**Requirement**
Please pull out every line that includes the string "fine".

◆ ◆ ◆ ◆ ◆ ◆ ◆

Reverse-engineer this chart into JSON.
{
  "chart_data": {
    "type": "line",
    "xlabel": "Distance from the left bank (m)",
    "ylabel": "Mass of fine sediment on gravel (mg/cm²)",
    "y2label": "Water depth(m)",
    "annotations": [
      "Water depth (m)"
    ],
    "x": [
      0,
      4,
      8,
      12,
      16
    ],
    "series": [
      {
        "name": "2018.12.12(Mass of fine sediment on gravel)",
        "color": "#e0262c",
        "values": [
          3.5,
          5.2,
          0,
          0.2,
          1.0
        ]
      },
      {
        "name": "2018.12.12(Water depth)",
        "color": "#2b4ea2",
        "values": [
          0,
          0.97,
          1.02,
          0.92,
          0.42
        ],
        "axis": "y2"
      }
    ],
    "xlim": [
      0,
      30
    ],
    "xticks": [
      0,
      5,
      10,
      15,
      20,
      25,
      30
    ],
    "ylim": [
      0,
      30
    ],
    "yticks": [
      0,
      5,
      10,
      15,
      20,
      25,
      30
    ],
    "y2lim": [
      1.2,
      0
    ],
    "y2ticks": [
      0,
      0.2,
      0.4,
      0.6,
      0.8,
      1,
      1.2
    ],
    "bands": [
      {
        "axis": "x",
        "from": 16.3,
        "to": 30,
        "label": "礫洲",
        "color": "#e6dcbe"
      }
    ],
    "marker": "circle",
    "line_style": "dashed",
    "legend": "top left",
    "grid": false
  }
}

◆ ◆ ◆ ◆ ◆ ◆ ◆

**Correct output**
    "ylabel": "Mass of fine sediment on gravel (mg/cm²)",
        "name": "2018.12.12(Mass of fine sediment on gravel)",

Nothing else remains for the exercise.